Data extract:
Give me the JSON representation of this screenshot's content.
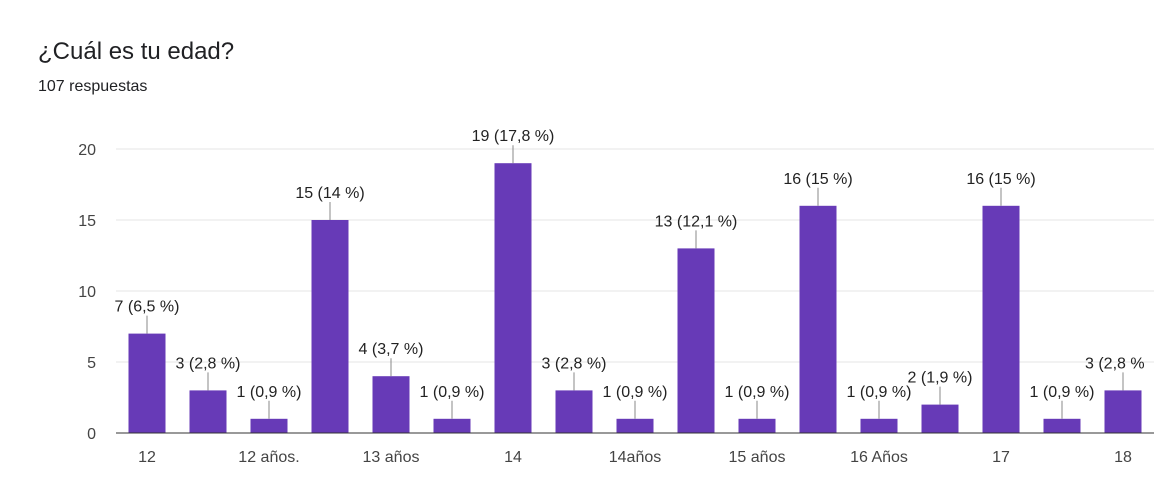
---
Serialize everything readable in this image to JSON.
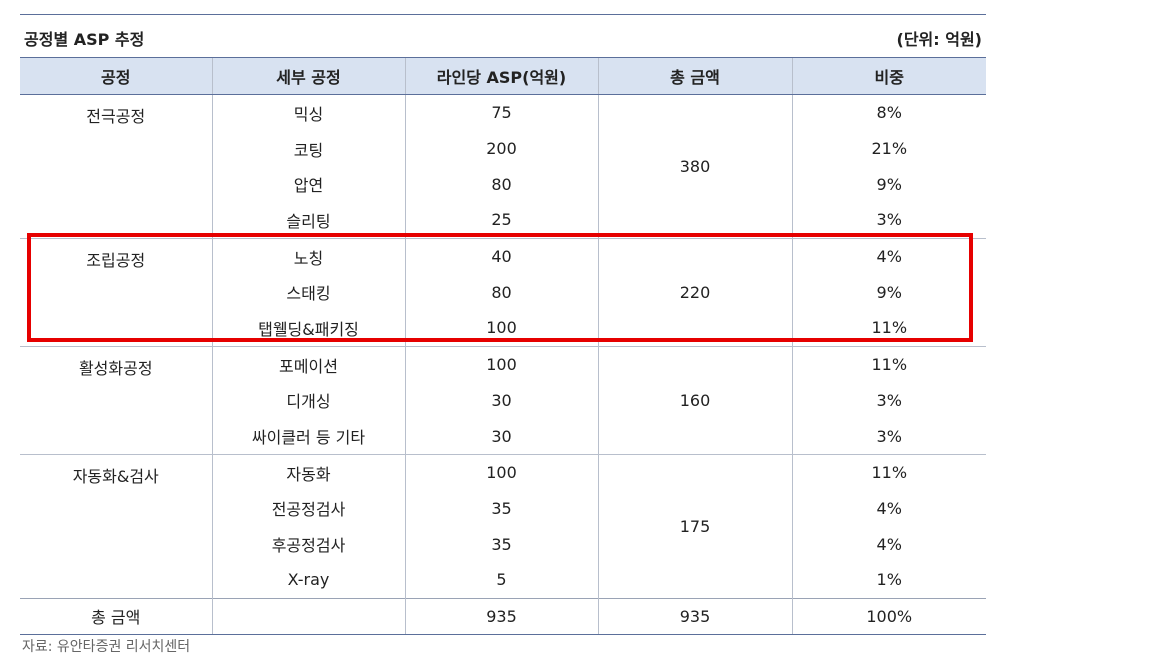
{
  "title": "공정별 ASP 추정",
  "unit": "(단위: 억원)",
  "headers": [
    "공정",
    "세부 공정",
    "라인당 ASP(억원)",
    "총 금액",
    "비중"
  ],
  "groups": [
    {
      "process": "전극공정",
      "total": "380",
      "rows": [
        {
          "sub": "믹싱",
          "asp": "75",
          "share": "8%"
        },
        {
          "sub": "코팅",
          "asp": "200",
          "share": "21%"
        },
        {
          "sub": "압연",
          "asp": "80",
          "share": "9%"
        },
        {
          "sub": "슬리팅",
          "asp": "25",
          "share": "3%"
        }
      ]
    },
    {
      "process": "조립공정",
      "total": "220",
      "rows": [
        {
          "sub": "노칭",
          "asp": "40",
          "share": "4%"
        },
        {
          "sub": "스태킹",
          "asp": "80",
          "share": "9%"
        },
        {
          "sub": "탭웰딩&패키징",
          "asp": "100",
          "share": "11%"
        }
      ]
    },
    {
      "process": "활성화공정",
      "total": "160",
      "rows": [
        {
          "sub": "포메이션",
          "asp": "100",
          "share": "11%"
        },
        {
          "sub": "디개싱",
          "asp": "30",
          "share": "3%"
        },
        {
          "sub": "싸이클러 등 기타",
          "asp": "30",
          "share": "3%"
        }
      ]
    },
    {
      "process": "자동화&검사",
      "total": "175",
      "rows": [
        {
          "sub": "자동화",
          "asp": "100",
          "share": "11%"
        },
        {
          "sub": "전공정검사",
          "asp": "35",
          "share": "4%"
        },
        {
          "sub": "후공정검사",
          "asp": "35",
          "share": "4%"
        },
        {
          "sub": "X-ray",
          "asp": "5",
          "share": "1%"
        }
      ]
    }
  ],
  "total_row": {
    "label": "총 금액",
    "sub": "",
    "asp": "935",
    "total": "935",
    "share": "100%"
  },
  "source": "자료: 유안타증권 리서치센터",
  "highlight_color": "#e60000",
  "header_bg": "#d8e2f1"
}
* * *
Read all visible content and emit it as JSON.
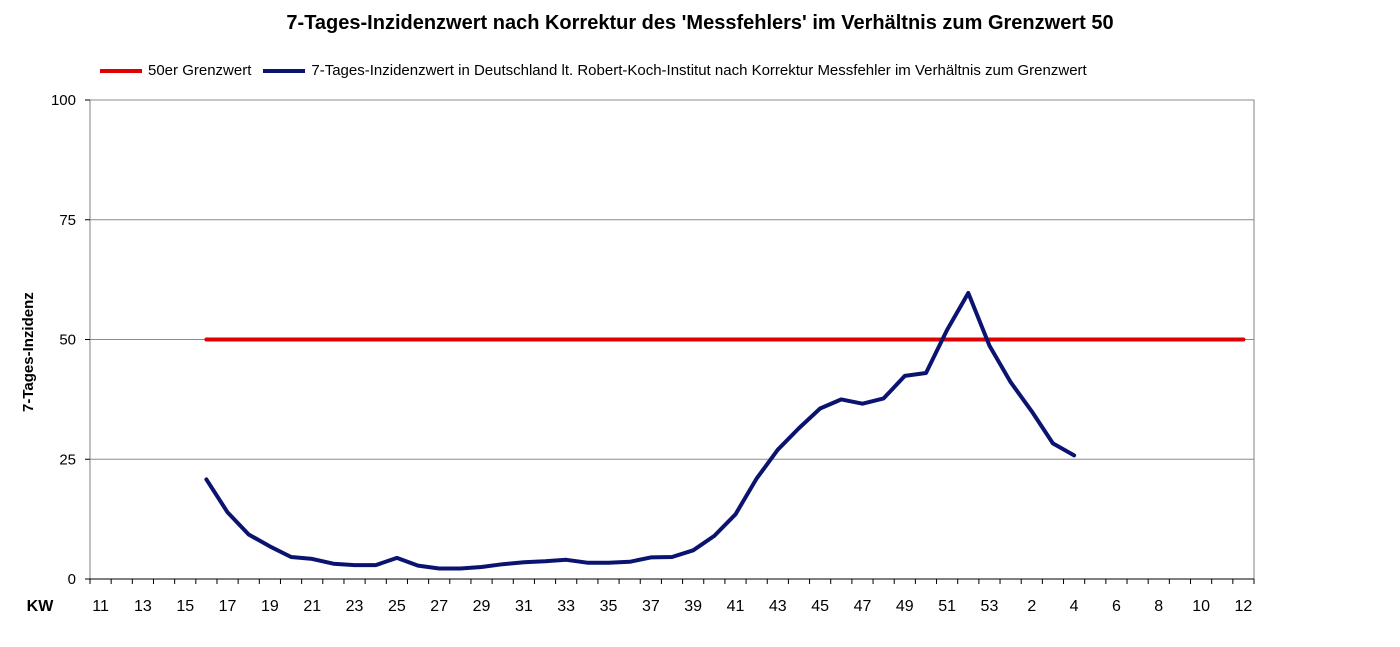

Task details: Report how many lines of the entries hold the string "content". Provide the number alone.

Worked solution: 2